[TASK GOAL] From the records below, copy every line that contains the word "accent".

[MATERIAL SUPPLIED]
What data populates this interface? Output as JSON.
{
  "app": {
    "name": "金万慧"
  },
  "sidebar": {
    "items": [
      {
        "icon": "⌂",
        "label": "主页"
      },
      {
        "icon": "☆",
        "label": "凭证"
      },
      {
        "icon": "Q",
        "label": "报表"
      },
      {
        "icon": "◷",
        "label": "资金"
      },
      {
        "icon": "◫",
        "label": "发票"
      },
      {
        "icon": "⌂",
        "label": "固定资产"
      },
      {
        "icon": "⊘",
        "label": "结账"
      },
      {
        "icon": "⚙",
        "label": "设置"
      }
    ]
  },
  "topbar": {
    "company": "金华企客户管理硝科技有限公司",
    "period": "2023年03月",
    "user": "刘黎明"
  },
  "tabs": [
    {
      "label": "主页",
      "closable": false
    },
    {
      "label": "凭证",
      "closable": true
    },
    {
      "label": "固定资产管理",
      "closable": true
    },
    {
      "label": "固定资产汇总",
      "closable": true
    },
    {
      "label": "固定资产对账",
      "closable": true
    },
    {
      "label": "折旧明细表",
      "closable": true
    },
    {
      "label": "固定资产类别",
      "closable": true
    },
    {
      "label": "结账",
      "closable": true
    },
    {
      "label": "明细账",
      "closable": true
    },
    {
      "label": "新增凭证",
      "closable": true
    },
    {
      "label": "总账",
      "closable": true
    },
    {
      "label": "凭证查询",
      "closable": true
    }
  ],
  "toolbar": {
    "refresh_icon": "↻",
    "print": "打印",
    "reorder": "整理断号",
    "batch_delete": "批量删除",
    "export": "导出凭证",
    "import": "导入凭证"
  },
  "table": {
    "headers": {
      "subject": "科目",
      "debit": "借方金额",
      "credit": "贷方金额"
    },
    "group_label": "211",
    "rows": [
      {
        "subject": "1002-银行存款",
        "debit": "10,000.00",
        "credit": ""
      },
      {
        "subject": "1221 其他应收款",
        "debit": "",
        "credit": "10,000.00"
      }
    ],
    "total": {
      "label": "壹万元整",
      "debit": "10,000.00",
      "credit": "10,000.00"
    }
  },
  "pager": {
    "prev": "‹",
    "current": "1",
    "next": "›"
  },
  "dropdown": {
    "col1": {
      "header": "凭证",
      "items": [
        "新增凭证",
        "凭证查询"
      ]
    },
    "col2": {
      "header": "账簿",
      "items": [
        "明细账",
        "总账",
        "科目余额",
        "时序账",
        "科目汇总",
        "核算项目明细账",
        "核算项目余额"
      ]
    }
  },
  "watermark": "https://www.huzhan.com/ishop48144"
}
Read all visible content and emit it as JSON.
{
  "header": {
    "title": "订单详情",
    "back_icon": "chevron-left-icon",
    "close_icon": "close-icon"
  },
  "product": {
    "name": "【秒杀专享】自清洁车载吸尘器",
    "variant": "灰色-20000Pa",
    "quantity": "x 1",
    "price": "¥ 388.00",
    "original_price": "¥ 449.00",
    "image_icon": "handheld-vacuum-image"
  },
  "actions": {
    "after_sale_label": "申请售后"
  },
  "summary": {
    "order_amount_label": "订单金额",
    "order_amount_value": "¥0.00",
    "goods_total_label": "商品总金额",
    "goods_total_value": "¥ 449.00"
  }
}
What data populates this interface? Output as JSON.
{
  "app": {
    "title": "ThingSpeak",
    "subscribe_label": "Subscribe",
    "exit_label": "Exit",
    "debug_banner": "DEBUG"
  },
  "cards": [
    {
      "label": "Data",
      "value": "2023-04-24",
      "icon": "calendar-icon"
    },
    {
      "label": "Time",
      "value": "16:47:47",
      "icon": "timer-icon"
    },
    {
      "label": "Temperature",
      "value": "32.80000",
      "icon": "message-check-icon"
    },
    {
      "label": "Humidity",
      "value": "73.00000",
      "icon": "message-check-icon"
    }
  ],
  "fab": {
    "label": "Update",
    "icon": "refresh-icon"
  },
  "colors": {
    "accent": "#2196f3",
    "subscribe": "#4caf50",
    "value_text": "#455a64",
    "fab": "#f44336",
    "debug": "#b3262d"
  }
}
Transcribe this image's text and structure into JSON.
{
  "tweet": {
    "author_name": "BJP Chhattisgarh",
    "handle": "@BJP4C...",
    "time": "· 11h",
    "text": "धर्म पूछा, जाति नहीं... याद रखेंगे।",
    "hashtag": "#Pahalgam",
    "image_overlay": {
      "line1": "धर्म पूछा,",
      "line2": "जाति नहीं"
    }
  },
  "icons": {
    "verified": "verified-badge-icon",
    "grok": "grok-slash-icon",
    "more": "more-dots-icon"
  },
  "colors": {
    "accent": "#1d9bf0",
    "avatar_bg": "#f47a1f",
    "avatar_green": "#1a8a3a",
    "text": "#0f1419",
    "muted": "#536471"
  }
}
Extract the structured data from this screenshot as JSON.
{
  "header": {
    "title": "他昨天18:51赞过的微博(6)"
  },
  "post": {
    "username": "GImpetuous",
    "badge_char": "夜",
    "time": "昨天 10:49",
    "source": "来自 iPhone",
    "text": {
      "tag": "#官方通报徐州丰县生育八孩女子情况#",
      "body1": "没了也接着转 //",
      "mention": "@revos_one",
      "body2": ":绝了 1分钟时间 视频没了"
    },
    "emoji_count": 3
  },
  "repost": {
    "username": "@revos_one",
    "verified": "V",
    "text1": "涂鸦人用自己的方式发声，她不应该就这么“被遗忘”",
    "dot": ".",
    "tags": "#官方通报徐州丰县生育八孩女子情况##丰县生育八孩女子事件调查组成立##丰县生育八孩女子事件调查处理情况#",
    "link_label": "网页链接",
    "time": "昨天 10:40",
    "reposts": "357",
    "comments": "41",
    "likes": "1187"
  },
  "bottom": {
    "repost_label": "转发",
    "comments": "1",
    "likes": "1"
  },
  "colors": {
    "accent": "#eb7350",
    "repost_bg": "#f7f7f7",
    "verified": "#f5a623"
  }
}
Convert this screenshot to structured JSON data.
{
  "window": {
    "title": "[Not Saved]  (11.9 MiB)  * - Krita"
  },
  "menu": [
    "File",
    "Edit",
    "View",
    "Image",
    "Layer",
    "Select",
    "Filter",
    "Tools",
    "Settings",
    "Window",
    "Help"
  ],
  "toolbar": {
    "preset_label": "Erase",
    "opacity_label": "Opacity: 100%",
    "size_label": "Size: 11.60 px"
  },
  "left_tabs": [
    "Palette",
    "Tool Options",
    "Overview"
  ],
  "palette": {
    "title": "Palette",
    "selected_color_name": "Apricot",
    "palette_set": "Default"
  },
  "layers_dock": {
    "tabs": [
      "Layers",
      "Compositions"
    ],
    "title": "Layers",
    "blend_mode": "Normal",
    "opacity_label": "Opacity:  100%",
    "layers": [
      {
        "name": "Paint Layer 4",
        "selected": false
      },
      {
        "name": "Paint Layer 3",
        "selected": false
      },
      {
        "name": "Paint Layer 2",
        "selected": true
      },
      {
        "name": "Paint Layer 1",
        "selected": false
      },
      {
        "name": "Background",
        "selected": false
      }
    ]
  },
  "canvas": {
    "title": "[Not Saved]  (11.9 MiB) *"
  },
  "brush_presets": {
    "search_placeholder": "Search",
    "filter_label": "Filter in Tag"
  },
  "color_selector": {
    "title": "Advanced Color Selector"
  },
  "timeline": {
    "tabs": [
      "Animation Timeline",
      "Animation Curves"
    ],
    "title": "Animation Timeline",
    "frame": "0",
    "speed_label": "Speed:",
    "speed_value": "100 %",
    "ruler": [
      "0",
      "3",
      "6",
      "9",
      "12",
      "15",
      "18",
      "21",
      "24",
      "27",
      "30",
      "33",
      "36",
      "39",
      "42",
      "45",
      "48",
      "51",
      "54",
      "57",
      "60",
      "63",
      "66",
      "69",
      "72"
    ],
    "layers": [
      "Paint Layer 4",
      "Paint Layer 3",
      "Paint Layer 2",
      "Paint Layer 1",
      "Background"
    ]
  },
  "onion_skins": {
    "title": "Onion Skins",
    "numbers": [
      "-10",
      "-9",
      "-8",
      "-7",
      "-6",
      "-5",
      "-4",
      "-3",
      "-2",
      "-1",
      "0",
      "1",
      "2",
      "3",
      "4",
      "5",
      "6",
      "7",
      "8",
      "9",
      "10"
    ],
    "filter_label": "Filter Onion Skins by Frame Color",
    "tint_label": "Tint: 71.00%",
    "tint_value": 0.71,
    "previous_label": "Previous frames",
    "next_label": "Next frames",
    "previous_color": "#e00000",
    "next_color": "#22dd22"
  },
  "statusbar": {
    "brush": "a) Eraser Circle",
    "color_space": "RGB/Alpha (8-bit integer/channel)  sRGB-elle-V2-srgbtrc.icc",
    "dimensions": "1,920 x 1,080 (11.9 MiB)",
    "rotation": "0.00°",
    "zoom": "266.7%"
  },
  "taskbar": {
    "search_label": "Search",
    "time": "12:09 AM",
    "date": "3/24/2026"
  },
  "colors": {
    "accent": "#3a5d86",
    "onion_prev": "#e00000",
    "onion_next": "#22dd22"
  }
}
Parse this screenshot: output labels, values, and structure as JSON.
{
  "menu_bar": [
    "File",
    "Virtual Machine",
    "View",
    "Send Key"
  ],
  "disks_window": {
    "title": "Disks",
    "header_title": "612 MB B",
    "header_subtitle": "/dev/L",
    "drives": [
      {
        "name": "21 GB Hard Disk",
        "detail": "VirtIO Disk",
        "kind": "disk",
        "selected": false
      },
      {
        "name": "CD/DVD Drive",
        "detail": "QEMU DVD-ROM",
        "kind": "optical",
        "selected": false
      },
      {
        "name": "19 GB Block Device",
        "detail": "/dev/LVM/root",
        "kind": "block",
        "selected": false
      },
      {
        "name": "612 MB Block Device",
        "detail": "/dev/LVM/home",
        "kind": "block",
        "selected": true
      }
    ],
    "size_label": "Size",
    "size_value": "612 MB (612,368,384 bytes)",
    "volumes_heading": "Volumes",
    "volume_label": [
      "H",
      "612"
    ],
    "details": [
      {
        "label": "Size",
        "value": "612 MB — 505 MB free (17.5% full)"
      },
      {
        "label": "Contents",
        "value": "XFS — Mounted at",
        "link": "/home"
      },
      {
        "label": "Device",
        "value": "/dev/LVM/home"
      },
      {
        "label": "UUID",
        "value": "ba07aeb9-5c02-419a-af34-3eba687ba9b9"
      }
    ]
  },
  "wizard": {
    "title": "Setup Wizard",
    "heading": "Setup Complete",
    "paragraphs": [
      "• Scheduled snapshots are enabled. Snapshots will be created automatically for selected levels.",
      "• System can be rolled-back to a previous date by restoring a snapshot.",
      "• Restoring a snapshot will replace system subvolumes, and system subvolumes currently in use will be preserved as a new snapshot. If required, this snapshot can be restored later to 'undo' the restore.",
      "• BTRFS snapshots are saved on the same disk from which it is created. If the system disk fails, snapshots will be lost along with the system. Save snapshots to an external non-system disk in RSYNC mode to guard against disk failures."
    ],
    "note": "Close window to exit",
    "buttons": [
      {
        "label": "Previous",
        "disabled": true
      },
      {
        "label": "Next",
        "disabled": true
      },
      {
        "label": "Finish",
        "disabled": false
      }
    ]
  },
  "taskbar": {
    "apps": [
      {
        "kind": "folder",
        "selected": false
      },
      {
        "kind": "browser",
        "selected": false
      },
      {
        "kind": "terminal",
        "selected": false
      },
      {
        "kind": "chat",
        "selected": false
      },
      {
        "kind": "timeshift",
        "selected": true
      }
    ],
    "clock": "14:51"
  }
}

[THE OUTPUT]
    "accent": "#2196f3",
    "accent": "#1d9bf0",
    "accent": "#eb7350",
    "accent": "#3a5d86",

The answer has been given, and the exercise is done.